** Task details **
Report every line from the material that contains the word "Optional".

** Begin Input data **

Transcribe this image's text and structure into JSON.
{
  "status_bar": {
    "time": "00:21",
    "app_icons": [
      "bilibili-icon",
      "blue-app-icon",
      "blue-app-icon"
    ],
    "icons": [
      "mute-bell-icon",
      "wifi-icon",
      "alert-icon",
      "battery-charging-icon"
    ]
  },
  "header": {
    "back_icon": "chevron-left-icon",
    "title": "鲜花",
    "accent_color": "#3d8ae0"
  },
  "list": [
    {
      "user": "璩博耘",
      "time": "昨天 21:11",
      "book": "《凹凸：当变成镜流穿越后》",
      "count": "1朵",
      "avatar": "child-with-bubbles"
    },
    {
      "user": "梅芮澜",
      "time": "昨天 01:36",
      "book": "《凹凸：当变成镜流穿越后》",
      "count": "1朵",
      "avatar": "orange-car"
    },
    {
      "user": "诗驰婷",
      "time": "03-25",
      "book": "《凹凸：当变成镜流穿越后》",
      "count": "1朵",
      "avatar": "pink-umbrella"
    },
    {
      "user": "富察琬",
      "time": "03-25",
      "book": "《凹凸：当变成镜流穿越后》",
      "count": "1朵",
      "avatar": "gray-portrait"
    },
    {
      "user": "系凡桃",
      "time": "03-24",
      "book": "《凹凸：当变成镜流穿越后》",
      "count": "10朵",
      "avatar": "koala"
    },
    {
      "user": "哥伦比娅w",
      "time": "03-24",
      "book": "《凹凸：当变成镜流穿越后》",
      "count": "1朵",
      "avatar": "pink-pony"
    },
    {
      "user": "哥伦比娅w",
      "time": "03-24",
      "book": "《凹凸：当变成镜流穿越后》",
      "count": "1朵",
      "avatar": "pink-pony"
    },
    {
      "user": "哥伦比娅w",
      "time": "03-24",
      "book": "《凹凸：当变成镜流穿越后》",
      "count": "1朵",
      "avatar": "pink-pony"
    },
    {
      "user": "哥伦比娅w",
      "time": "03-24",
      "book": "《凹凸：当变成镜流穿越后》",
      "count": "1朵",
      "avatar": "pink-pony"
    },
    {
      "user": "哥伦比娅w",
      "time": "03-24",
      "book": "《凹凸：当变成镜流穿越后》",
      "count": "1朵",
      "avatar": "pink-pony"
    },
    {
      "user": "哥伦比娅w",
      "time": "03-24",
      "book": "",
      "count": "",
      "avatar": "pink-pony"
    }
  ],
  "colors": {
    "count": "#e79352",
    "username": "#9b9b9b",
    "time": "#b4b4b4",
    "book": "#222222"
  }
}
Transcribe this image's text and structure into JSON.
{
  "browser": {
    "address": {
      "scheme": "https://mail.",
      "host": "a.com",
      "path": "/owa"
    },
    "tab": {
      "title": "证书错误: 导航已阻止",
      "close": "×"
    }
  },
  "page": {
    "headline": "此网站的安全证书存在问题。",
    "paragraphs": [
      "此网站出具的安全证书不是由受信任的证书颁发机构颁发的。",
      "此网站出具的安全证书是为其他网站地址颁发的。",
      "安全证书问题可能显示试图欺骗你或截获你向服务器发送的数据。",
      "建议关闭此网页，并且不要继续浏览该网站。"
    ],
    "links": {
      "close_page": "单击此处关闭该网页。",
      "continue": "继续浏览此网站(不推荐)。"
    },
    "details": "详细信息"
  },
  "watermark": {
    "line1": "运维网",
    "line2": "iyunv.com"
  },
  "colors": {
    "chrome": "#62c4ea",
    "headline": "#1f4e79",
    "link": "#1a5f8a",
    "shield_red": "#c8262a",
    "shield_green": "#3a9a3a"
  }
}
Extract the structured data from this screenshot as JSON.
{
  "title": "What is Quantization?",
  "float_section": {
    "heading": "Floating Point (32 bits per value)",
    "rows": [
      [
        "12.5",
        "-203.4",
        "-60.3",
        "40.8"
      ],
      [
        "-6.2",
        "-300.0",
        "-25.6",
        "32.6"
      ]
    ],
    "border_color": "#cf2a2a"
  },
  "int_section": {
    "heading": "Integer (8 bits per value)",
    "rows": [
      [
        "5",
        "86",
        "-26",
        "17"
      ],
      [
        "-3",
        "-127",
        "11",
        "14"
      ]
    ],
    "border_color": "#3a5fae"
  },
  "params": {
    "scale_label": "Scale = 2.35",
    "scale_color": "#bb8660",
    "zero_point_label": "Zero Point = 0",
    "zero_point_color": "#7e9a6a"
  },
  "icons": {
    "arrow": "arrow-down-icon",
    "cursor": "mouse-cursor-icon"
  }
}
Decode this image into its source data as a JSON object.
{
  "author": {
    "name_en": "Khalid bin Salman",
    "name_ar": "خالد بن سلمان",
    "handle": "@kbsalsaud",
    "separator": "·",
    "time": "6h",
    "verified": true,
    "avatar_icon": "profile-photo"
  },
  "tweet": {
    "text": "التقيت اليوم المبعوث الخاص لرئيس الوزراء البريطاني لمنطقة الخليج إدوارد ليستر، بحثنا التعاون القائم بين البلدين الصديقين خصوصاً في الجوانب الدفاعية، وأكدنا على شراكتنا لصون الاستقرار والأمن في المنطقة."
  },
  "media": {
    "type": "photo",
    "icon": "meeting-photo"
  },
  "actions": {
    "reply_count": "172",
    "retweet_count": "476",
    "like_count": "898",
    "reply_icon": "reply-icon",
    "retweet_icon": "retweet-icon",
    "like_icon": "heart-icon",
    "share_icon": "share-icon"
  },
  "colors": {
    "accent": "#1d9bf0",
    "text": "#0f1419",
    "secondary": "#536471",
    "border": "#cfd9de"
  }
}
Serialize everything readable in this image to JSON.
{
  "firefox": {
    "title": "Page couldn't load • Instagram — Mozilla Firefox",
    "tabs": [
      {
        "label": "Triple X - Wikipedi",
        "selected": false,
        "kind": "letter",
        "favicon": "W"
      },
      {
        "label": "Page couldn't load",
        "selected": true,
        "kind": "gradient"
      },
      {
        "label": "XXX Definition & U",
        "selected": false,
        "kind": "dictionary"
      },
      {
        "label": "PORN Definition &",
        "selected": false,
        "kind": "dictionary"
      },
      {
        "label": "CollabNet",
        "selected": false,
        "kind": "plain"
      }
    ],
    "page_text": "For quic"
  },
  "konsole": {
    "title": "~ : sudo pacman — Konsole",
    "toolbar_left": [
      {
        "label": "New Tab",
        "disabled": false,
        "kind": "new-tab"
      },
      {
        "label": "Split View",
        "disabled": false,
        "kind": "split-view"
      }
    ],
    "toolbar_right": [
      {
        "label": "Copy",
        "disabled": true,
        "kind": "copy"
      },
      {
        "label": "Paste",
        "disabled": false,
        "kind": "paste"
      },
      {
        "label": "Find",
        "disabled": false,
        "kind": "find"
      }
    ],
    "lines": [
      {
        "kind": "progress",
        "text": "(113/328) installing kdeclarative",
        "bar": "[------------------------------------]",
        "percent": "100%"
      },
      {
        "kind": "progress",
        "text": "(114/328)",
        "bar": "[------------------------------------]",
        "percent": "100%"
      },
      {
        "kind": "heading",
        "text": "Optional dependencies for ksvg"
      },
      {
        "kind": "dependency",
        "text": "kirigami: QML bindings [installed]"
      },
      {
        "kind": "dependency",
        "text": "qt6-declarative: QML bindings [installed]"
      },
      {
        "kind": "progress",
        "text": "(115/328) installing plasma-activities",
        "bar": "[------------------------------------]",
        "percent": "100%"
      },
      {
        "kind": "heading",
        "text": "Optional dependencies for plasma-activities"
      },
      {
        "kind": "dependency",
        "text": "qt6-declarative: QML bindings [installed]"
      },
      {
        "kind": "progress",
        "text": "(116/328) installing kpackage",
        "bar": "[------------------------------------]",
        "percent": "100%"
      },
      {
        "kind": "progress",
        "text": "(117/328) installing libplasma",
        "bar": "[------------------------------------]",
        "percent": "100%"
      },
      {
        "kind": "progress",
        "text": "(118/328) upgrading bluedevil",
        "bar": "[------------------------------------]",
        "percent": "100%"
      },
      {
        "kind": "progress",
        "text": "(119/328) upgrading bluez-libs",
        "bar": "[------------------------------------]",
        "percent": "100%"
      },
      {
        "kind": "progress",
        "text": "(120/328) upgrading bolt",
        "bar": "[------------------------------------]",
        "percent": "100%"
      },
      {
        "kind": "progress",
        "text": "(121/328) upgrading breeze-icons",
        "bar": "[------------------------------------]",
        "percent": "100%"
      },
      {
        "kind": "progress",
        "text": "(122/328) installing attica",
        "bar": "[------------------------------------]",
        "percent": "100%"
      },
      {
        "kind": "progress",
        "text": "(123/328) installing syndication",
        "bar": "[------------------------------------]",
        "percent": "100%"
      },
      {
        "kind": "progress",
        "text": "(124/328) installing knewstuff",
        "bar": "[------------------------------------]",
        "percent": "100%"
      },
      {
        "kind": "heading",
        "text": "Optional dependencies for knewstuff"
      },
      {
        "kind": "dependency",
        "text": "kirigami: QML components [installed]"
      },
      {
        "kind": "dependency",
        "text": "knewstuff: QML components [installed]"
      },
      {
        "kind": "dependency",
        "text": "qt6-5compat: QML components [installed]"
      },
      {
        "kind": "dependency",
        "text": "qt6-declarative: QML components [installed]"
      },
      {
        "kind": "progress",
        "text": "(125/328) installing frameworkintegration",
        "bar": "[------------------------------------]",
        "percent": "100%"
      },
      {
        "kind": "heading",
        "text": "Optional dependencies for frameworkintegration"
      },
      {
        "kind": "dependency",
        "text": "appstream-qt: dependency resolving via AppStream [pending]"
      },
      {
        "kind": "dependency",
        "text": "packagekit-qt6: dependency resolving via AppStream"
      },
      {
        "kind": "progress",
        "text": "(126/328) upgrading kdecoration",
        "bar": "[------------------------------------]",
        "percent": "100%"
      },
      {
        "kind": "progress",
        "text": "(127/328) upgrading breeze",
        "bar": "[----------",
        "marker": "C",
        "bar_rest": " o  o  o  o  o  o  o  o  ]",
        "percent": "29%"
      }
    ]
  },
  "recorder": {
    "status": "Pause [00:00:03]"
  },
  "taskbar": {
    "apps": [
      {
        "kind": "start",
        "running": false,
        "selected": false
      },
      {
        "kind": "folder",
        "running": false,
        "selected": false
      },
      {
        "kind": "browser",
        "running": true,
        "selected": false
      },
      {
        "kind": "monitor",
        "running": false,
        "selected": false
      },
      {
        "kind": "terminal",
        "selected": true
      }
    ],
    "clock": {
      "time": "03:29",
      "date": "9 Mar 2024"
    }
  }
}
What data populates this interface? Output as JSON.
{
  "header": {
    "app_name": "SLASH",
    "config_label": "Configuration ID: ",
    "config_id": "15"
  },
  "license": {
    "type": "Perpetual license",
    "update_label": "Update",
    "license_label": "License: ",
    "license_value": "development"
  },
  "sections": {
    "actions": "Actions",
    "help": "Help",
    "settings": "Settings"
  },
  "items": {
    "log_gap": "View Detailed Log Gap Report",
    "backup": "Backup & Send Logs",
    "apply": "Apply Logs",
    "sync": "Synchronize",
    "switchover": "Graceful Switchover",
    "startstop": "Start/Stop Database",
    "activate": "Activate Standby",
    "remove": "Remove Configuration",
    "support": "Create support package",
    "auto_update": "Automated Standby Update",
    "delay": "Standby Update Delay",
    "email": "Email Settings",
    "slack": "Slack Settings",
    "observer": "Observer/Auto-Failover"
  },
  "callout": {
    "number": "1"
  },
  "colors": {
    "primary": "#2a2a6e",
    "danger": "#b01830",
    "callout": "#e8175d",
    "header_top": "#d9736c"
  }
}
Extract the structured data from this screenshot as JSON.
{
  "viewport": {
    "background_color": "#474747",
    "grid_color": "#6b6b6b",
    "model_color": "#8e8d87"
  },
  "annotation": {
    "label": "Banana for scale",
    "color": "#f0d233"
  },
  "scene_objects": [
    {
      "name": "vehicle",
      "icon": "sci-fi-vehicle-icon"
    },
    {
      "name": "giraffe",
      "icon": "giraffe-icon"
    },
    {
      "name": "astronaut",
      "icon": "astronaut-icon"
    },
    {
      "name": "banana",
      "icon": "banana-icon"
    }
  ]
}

** End Input data **

** Output **
        "text": "Optional dependencies for ksvg"
        "text": "Optional dependencies for plasma-activities"
        "text": "Optional dependencies for knewstuff"
        "text": "Optional dependencies for frameworkintegration"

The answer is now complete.